Taklif dalam Islam bukan sekadar memberikan perintah atau larangan kepada umat-Nya, tetapi juga mencerminkan hubungan yang erat antara manusia dan Allah SWT. Konsep ini merupakan manifestasi dari kehendak-Nya untuk membimbing manusia menuju kebaikan dan kesempurnaan spiritual. Allah SWT, melalui Al-Qur’an dan Sunnah, memberikan aturan-aturan dan kewajiban-kewajiban yang harus dijalankan oleh umat-Nya sebagai bagian dari ujian hidup dan pengabdian kepada-Nya.

**Petunjuk Tugas**:
[1] Salin kata demi kata sebagian teks tentang taklif: mulai pada kata-kata "Taklif dalam Islam" dan berhenti setelah "dan pengabdian kepada-Nya.".
[2] Menurut teks tentang taklif, melalui apa Allah SWT memberikan aturan dan kewajiban kepada umat-Nya?
[3] Tulis kelanjutan teks tentang taklif dalam Islam, dimulai setelah kalimat terakhirnya.
Baris-baris data tidak ada hubungannya dengan teks tentang taklif.

**Data yang Diberikan**:
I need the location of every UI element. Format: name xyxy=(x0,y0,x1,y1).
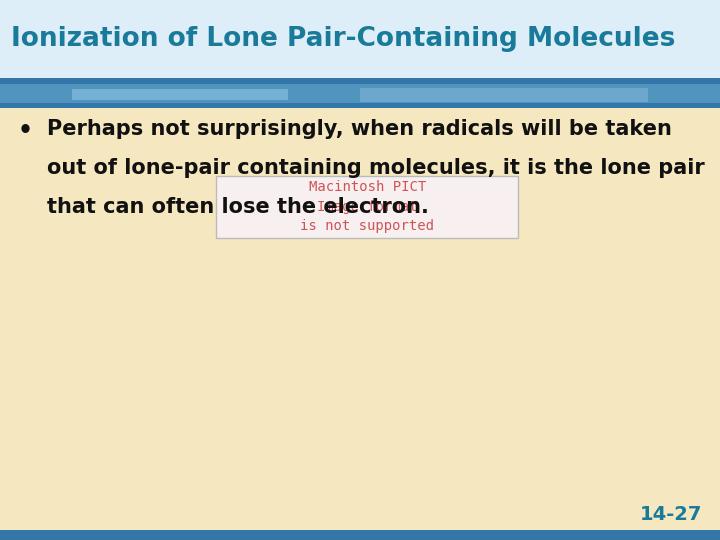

**Hasil Tiap Tugas**:
[1]
Taklif dalam Islam bukan sekadar memberikan perintah atau larangan kepada umat-Nya, tetapi juga mencerminkan hubungan yang erat antara manusia dan Allah SWT. Konsep ini merupakan manifestasi dari kehendak-Nya untuk membimbing manusia menuju kebaikan dan kesempurnaan spiritual. Allah SWT, melalui Al-Qur’an dan Sunnah, memberikan aturan-aturan dan kewajiban-kewajiban yang harus dijalankan oleh umat-Nya sebagai bagian dari ujian hidup dan pengabdian kepada-Nya.

[2] Melalui Al-Qur’an dan Sunnah.

[3]
Mengenal Autis Prespektif Pengalaman Individu Autis

Dalam upaya memahami relevansi autisme dalam konteks hukum Islam, langkah pertama yang penting adalah memahami esensi autisme itu sendiri. Autism Spectrum Disorder (ASD) merupakan suatu kondisi neurologis kompleks yang mempengaruhi perkembangan individu dalam berbagai aspek kehidupan, termasuk kemampuan berkomunikasi, interaksi sosial, dan perilaku. Untuk merangkai hubungan antara autisme dan hukum Islam, kita perlu memahami dengan jelas bagaimana kondisi ini memengaruhi individu secara menyeluruh, baik dari sudut pandang medis maupun sosial.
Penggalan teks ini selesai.